*** Data rows ***

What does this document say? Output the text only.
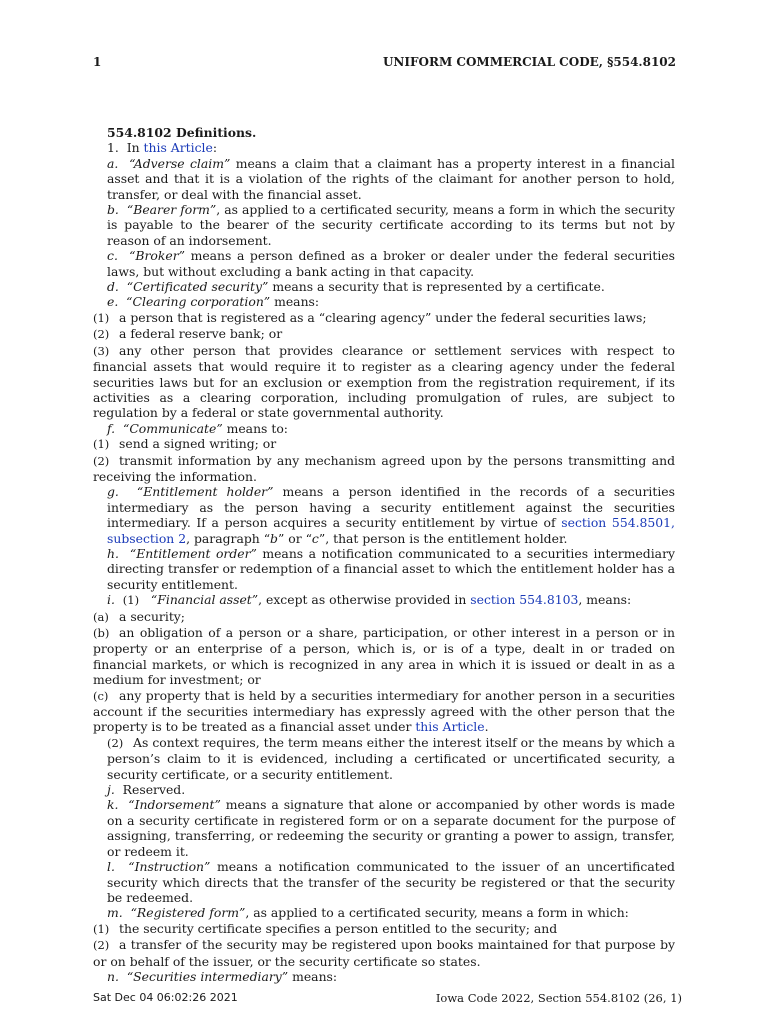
1	UNIFORM COMMERCIAL CODE, §554.8102

554.8102 Definitions.

1. In this Article:

a. “Adverse claim” means a claim that a claimant has a property interest in a financial asset and that it is a violation of the rights of the claimant for another person to hold, transfer, or deal with the financial asset.

b. “Bearer form”, as applied to a certificated security, means a form in which the security is payable to the bearer of the security certificate according to its terms but not by reason of an indorsement.

c. “Broker” means a person defined as a broker or dealer under the federal securities laws, but without excluding a bank acting in that capacity.

d. “Certificated security” means a security that is represented by a certificate.

e. “Clearing corporation” means:

(1) a person that is registered as a “clearing agency” under the federal securities laws;

(2) a federal reserve bank; or

(3) any other person that provides clearance or settlement services with respect to financial assets that would require it to register as a clearing agency under the federal securities laws but for an exclusion or exemption from the registration requirement, if its activities as a clearing corporation, including promulgation of rules, are subject to regulation by a federal or state governmental authority.

f. “Communicate” means to:

(1) send a signed writing; or

(2) transmit information by any mechanism agreed upon by the persons transmitting and receiving the information.

g. “Entitlement holder” means a person identified in the records of a securities intermediary as the person having a security entitlement against the securities intermediary. If a person acquires a security entitlement by virtue of section 554.8501, subsection 2, paragraph “b” or “c”, that person is the entitlement holder.

h. “Entitlement order” means a notification communicated to a securities intermediary directing transfer or redemption of a financial asset to which the entitlement holder has a security entitlement.

i. (1) “Financial asset”, except as otherwise provided in section 554.8103, means:

(a) a security;

(b) an obligation of a person or a share, participation, or other interest in a person or in property or an enterprise of a person, which is, or is of a type, dealt in or traded on financial markets, or which is recognized in any area in which it is issued or dealt in as a medium for investment; or

(c) any property that is held by a securities intermediary for another person in a securities account if the securities intermediary has expressly agreed with the other person that the property is to be treated as a financial asset under this Article.

(2) As context requires, the term means either the interest itself or the means by which a person’s claim to it is evidenced, including a certificated or uncertificated security, a security certificate, or a security entitlement.

j. Reserved.

k. “Indorsement” means a signature that alone or accompanied by other words is made on a security certificate in registered form or on a separate document for the purpose of assigning, transferring, or redeeming the security or granting a power to assign, transfer, or redeem it.

l. “Instruction” means a notification communicated to the issuer of an uncertificated security which directs that the transfer of the security be registered or that the security be redeemed.

m. “Registered form”, as applied to a certificated security, means a form in which:

(1) the security certificate specifies a person entitled to the security; and

(2) a transfer of the security may be registered upon books maintained for that purpose by or on behalf of the issuer, or the security certificate so states.

n. “Securities intermediary” means:

Sat Dec 04 06:02:26 2021	Iowa Code 2022, Section 554.8102 (26, 1)
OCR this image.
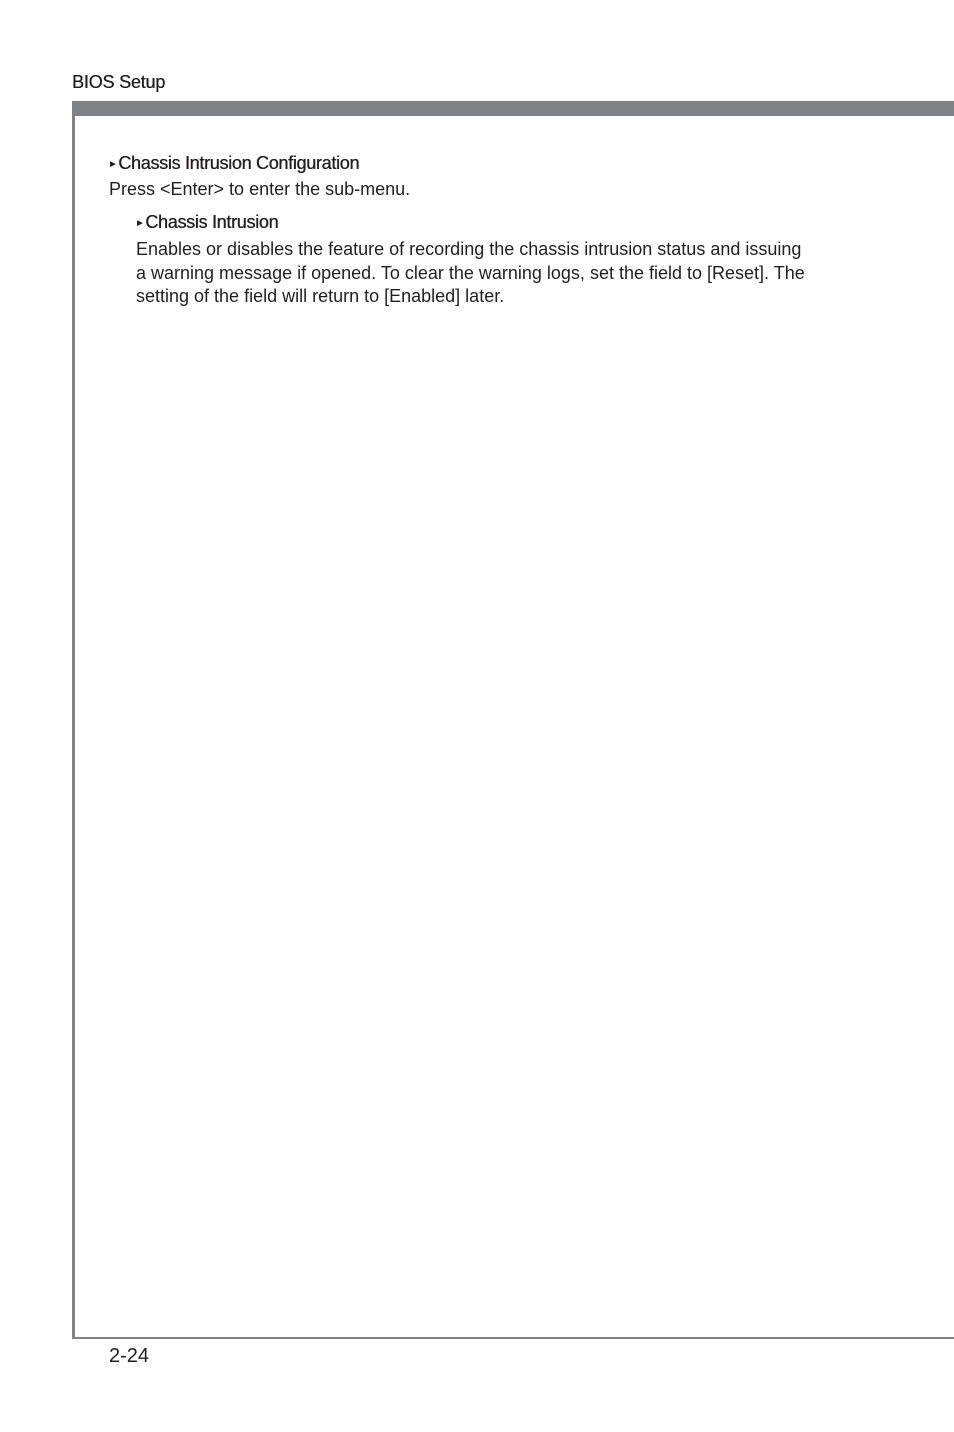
BIOS Setup
▸ Chassis Intrusion Configuration
Press <Enter> to enter the sub-menu.
▸ Chassis Intrusion
Enables or disables the feature of recording the chassis intrusion status and issuing
a warning message if opened. To clear the warning logs, set the field to [Reset]. The
setting of the field will return to [Enabled] later.
2-24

***

** Task requirements **
In the data above, tally the lines holding "issuer" and answer with the figure only.

** Exercise result **
2